**Objective**.
Strip the pictures and reproduce the rest of the listing exactly.

**Stored records**.
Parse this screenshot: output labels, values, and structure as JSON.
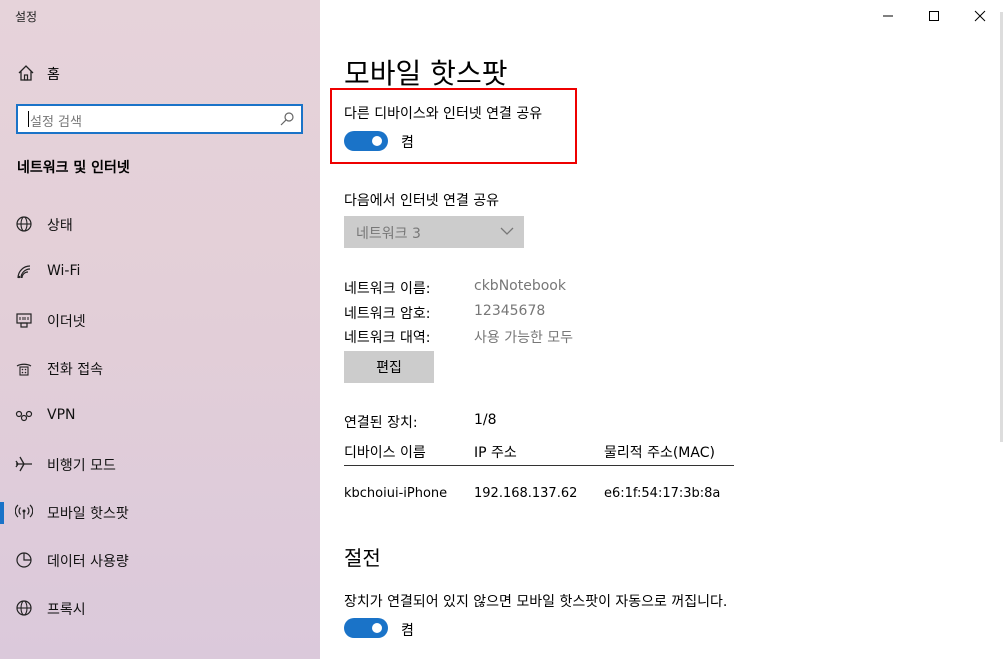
{
  "app": {
    "title": "설정"
  },
  "sidebar": {
    "home_label": "홈",
    "search_placeholder": "설정 검색",
    "section_title": "네트워크 및 인터넷",
    "items": [
      {
        "label": "상태",
        "icon": "globe-status-icon"
      },
      {
        "label": "Wi-Fi",
        "icon": "wifi-icon"
      },
      {
        "label": "이더넷",
        "icon": "ethernet-icon"
      },
      {
        "label": "전화 접속",
        "icon": "dialup-icon"
      },
      {
        "label": "VPN",
        "icon": "vpn-icon"
      },
      {
        "label": "비행기 모드",
        "icon": "airplane-icon"
      },
      {
        "label": "모바일 핫스팟",
        "icon": "hotspot-icon",
        "active": true
      },
      {
        "label": "데이터 사용량",
        "icon": "data-usage-icon"
      },
      {
        "label": "프록시",
        "icon": "proxy-globe-icon"
      }
    ]
  },
  "main": {
    "title": "모바일 핫스팟",
    "share": {
      "label": "다른 디바이스와 인터넷 연결 공유",
      "toggle_state": "켬"
    },
    "share_from": {
      "label": "다음에서 인터넷 연결 공유",
      "selected": "네트워크 3"
    },
    "network": {
      "name_label": "네트워크 이름:",
      "name_value": "ckbNotebook",
      "password_label": "네트워크 암호:",
      "password_value": "12345678",
      "band_label": "네트워크 대역:",
      "band_value": "사용 가능한 모두"
    },
    "edit_button": "편집",
    "connected": {
      "label": "연결된 장치:",
      "value": "1/8",
      "columns": [
        "디바이스 이름",
        "IP 주소",
        "물리적 주소(MAC)"
      ],
      "rows": [
        [
          "kbchoiui-iPhone",
          "192.168.137.62",
          "e6:1f:54:17:3b:8a"
        ]
      ]
    },
    "power_save": {
      "title": "절전",
      "description": "장치가 연결되어 있지 않으면 모바일 핫스팟이 자동으로 꺼집니다.",
      "toggle_state": "켬"
    }
  },
  "colors": {
    "accent": "#1a73c8",
    "highlight": "#e00000"
  }
}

**Response to the task**.
Parse this screenshot: output labels, values, and structure as JSON.
{
  "app": {
    "title": "설정"
  },
  "sidebar": {
    "home_label": "홈",
    "search_placeholder": "설정 검색",
    "section_title": "네트워크 및 인터넷",
    "items": [
      {
        "label": "상태",
        "icon": "globe-status-icon"
      },
      {
        "label": "Wi-Fi",
        "icon": "wifi-icon"
      },
      {
        "label": "이더넷",
        "icon": "ethernet-icon"
      },
      {
        "label": "전화 접속",
        "icon": "dialup-icon"
      },
      {
        "label": "VPN",
        "icon": "vpn-icon"
      },
      {
        "label": "비행기 모드",
        "icon": "airplane-icon"
      },
      {
        "label": "모바일 핫스팟",
        "icon": "hotspot-icon",
        "active": true
      },
      {
        "label": "데이터 사용량",
        "icon": "data-usage-icon"
      },
      {
        "label": "프록시",
        "icon": "proxy-globe-icon"
      }
    ]
  },
  "main": {
    "title": "모바일 핫스팟",
    "share": {
      "label": "다른 디바이스와 인터넷 연결 공유",
      "toggle_state": "켬"
    },
    "share_from": {
      "label": "다음에서 인터넷 연결 공유",
      "selected": "네트워크 3"
    },
    "network": {
      "name_label": "네트워크 이름:",
      "name_value": "ckbNotebook",
      "password_label": "네트워크 암호:",
      "password_value": "12345678",
      "band_label": "네트워크 대역:",
      "band_value": "사용 가능한 모두"
    },
    "edit_button": "편집",
    "connected": {
      "label": "연결된 장치:",
      "value": "1/8",
      "columns": [
        "디바이스 이름",
        "IP 주소",
        "물리적 주소(MAC)"
      ],
      "rows": [
        [
          "kbchoiui-iPhone",
          "192.168.137.62",
          "e6:1f:54:17:3b:8a"
        ]
      ]
    },
    "power_save": {
      "title": "절전",
      "description": "장치가 연결되어 있지 않으면 모바일 핫스팟이 자동으로 꺼집니다.",
      "toggle_state": "켬"
    }
  },
  "colors": {
    "accent": "#1a73c8",
    "highlight": "#e00000"
  }
}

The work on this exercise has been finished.